Data section:
■ ■ ■ ■
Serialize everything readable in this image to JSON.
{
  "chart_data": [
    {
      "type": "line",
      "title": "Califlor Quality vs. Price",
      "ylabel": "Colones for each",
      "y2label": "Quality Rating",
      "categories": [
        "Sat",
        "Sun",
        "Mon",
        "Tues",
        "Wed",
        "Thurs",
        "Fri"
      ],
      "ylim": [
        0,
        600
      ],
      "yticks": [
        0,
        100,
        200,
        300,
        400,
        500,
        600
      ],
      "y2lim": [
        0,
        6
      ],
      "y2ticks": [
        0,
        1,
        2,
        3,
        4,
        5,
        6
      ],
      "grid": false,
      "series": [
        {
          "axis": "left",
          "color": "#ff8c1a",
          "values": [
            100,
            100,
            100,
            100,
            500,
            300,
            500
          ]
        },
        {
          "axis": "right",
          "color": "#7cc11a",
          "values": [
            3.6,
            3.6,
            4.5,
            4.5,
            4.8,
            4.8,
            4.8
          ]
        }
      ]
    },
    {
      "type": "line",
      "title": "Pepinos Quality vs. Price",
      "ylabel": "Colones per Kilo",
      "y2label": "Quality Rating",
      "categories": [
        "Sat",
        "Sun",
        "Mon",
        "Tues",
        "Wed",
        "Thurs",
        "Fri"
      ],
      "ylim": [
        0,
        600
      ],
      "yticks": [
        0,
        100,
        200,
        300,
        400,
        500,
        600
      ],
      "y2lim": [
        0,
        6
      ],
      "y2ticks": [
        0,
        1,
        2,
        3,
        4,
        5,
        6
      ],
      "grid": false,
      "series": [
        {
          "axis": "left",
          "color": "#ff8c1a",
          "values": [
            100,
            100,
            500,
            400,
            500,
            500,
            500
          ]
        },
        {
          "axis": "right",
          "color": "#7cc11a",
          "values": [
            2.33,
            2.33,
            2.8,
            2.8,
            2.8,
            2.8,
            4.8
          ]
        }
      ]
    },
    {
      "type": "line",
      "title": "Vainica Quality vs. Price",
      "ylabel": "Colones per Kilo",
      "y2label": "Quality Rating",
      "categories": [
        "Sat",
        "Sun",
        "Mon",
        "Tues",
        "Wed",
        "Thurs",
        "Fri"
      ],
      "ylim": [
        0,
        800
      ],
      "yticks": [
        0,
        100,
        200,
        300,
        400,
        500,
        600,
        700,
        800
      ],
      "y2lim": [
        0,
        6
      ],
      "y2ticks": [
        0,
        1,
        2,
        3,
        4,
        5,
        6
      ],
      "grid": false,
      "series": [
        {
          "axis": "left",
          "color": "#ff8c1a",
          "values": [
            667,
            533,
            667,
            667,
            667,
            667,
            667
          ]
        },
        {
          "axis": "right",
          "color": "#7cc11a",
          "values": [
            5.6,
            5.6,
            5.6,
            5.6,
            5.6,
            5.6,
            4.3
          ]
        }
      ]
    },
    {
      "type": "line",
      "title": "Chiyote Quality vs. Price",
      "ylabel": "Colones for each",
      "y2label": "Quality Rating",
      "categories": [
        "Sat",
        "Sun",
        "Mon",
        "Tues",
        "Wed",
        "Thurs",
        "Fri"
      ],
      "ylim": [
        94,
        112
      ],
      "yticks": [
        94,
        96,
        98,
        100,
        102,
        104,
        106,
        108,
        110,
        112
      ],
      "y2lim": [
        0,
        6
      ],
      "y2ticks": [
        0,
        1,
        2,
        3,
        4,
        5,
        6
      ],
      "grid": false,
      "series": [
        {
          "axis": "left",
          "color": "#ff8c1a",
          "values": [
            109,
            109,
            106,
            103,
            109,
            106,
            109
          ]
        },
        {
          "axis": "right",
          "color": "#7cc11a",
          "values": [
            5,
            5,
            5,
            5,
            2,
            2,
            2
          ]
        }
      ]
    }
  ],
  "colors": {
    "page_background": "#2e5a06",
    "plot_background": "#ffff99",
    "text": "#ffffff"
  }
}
■ ■ ■ ■
Required task: Exact output of every entry is required.

Output:
Serialize everything readable in this image to JSON.
{
  "chart_data": [
    {
      "type": "line",
      "title": "Califlor Quality vs. Price",
      "ylabel": "Colones for each",
      "y2label": "Quality Rating",
      "categories": [
        "Sat",
        "Sun",
        "Mon",
        "Tues",
        "Wed",
        "Thurs",
        "Fri"
      ],
      "ylim": [
        0,
        600
      ],
      "yticks": [
        0,
        100,
        200,
        300,
        400,
        500,
        600
      ],
      "y2lim": [
        0,
        6
      ],
      "y2ticks": [
        0,
        1,
        2,
        3,
        4,
        5,
        6
      ],
      "grid": false,
      "series": [
        {
          "axis": "left",
          "color": "#ff8c1a",
          "values": [
            100,
            100,
            100,
            100,
            500,
            300,
            500
          ]
        },
        {
          "axis": "right",
          "color": "#7cc11a",
          "values": [
            3.6,
            3.6,
            4.5,
            4.5,
            4.8,
            4.8,
            4.8
          ]
        }
      ]
    },
    {
      "type": "line",
      "title": "Pepinos Quality vs. Price",
      "ylabel": "Colones per Kilo",
      "y2label": "Quality Rating",
      "categories": [
        "Sat",
        "Sun",
        "Mon",
        "Tues",
        "Wed",
        "Thurs",
        "Fri"
      ],
      "ylim": [
        0,
        600
      ],
      "yticks": [
        0,
        100,
        200,
        300,
        400,
        500,
        600
      ],
      "y2lim": [
        0,
        6
      ],
      "y2ticks": [
        0,
        1,
        2,
        3,
        4,
        5,
        6
      ],
      "grid": false,
      "series": [
        {
          "axis": "left",
          "color": "#ff8c1a",
          "values": [
            100,
            100,
            500,
            400,
            500,
            500,
            500
          ]
        },
        {
          "axis": "right",
          "color": "#7cc11a",
          "values": [
            2.33,
            2.33,
            2.8,
            2.8,
            2.8,
            2.8,
            4.8
          ]
        }
      ]
    },
    {
      "type": "line",
      "title": "Vainica Quality vs. Price",
      "ylabel": "Colones per Kilo",
      "y2label": "Quality Rating",
      "categories": [
        "Sat",
        "Sun",
        "Mon",
        "Tues",
        "Wed",
        "Thurs",
        "Fri"
      ],
      "ylim": [
        0,
        800
      ],
      "yticks": [
        0,
        100,
        200,
        300,
        400,
        500,
        600,
        700,
        800
      ],
      "y2lim": [
        0,
        6
      ],
      "y2ticks": [
        0,
        1,
        2,
        3,
        4,
        5,
        6
      ],
      "grid": false,
      "series": [
        {
          "axis": "left",
          "color": "#ff8c1a",
          "values": [
            667,
            533,
            667,
            667,
            667,
            667,
            667
          ]
        },
        {
          "axis": "right",
          "color": "#7cc11a",
          "values": [
            5.6,
            5.6,
            5.6,
            5.6,
            5.6,
            5.6,
            4.3
          ]
        }
      ]
    },
    {
      "type": "line",
      "title": "Chiyote Quality vs. Price",
      "ylabel": "Colones for each",
      "y2label": "Quality Rating",
      "categories": [
        "Sat",
        "Sun",
        "Mon",
        "Tues",
        "Wed",
        "Thurs",
        "Fri"
      ],
      "ylim": [
        94,
        112
      ],
      "yticks": [
        94,
        96,
        98,
        100,
        102,
        104,
        106,
        108,
        110,
        112
      ],
      "y2lim": [
        0,
        6
      ],
      "y2ticks": [
        0,
        1,
        2,
        3,
        4,
        5,
        6
      ],
      "grid": false,
      "series": [
        {
          "axis": "left",
          "color": "#ff8c1a",
          "values": [
            109,
            109,
            106,
            103,
            109,
            106,
            109
          ]
        },
        {
          "axis": "right",
          "color": "#7cc11a",
          "values": [
            5,
            5,
            5,
            5,
            2,
            2,
            2
          ]
        }
      ]
    }
  ],
  "colors": {
    "page_background": "#2e5a06",
    "plot_background": "#ffff99",
    "text": "#ffffff"
  }
}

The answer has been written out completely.